Work instructions:
Reproduce the listing below line for line, keeping every character unchanged.

** Start of Task input **

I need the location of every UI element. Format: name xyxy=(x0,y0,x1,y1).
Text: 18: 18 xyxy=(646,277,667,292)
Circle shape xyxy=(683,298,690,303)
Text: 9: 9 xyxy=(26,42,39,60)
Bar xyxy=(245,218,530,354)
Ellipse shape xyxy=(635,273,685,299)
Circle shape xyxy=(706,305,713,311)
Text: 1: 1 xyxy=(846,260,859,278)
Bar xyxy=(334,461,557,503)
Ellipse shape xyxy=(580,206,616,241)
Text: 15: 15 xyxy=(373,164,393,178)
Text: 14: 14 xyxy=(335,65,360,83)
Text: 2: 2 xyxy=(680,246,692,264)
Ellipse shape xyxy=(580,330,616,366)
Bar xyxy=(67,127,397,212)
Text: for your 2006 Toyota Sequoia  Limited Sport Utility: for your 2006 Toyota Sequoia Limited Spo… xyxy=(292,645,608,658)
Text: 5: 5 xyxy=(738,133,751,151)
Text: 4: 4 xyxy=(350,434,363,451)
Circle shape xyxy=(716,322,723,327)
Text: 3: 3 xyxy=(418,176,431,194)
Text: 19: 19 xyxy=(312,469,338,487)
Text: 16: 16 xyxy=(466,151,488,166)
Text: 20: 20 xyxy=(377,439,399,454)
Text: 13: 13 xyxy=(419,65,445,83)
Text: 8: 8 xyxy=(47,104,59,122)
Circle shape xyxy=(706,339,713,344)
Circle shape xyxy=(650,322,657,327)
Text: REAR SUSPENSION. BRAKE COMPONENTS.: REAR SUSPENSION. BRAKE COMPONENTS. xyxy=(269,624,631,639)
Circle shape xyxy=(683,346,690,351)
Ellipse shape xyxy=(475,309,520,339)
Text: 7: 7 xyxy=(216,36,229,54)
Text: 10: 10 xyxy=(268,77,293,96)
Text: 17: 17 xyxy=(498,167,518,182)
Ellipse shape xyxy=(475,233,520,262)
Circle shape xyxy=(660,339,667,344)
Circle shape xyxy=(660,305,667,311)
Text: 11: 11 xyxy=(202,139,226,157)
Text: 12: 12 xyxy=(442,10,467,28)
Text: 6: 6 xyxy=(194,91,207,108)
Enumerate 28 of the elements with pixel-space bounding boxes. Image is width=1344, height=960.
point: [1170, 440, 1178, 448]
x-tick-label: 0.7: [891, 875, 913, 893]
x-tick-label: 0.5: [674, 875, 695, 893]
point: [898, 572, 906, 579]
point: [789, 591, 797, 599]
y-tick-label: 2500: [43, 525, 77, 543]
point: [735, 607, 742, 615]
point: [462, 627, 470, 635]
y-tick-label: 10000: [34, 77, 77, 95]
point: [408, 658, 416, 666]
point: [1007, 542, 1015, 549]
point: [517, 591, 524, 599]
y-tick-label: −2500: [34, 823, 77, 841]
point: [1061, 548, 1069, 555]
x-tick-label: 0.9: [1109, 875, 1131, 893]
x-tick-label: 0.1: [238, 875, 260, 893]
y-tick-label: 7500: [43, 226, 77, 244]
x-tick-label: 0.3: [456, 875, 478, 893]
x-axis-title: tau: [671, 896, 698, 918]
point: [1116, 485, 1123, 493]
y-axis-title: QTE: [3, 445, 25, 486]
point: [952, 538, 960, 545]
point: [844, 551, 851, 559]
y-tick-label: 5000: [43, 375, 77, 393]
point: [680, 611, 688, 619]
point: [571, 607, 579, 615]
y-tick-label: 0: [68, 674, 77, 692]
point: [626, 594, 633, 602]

** End of Task input **

Task response:
I need the location of every UI element. Format: name xyxy=(x0,y0,x1,y1).
Text: 18: 18 xyxy=(646,277,667,292)
Circle shape xyxy=(683,298,690,303)
Text: 9: 9 xyxy=(26,42,39,60)
Bar xyxy=(245,218,530,354)
Ellipse shape xyxy=(635,273,685,299)
Circle shape xyxy=(706,305,713,311)
Text: 1: 1 xyxy=(846,260,859,278)
Bar xyxy=(334,461,557,503)
Ellipse shape xyxy=(580,206,616,241)
Text: 15: 15 xyxy=(373,164,393,178)
Text: 14: 14 xyxy=(335,65,360,83)
Text: 2: 2 xyxy=(680,246,692,264)
Ellipse shape xyxy=(580,330,616,366)
Bar xyxy=(67,127,397,212)
Text: for your 2006 Toyota Sequoia  Limited Sport Utility: for your 2006 Toyota Sequoia Limited Spo… xyxy=(292,645,608,658)
Text: 5: 5 xyxy=(738,133,751,151)
Text: 4: 4 xyxy=(350,434,363,451)
Circle shape xyxy=(716,322,723,327)
Text: 3: 3 xyxy=(418,176,431,194)
Text: 19: 19 xyxy=(312,469,338,487)
Text: 16: 16 xyxy=(466,151,488,166)
Text: 20: 20 xyxy=(377,439,399,454)
Text: 13: 13 xyxy=(419,65,445,83)
Text: 8: 8 xyxy=(47,104,59,122)
Circle shape xyxy=(706,339,713,344)
Circle shape xyxy=(650,322,657,327)
Text: REAR SUSPENSION. BRAKE COMPONENTS.: REAR SUSPENSION. BRAKE COMPONENTS. xyxy=(269,624,631,639)
Circle shape xyxy=(683,346,690,351)
Ellipse shape xyxy=(475,309,520,339)
Text: 7: 7 xyxy=(216,36,229,54)
Text: 10: 10 xyxy=(268,77,293,96)
Text: 17: 17 xyxy=(498,167,518,182)
Ellipse shape xyxy=(475,233,520,262)
Circle shape xyxy=(660,339,667,344)
Circle shape xyxy=(660,305,667,311)
Text: 11: 11 xyxy=(202,139,226,157)
Text: 12: 12 xyxy=(442,10,467,28)
Text: 6: 6 xyxy=(194,91,207,108)
Enumerate 28 of the elements with pixel-space bounding boxes. Image is width=1344, height=960.
point: [1170, 440, 1178, 448]
x-tick-label: 0.7: [891, 875, 913, 893]
x-tick-label: 0.5: [674, 875, 695, 893]
point: [898, 572, 906, 579]
point: [789, 591, 797, 599]
y-tick-label: 2500: [43, 525, 77, 543]
point: [735, 607, 742, 615]
point: [462, 627, 470, 635]
y-tick-label: 10000: [34, 77, 77, 95]
point: [408, 658, 416, 666]
point: [1007, 542, 1015, 549]
point: [517, 591, 524, 599]
y-tick-label: −2500: [34, 823, 77, 841]
point: [1061, 548, 1069, 555]
x-tick-label: 0.9: [1109, 875, 1131, 893]
x-tick-label: 0.1: [238, 875, 260, 893]
y-tick-label: 7500: [43, 226, 77, 244]
x-tick-label: 0.3: [456, 875, 478, 893]
x-axis-title: tau: [671, 896, 698, 918]
point: [1116, 485, 1123, 493]
y-axis-title: QTE: [3, 445, 25, 486]
point: [952, 538, 960, 545]
point: [844, 551, 851, 559]
y-tick-label: 5000: [43, 375, 77, 393]
point: [680, 611, 688, 619]
point: [571, 607, 579, 615]
y-tick-label: 0: [68, 674, 77, 692]
point: [626, 594, 633, 602]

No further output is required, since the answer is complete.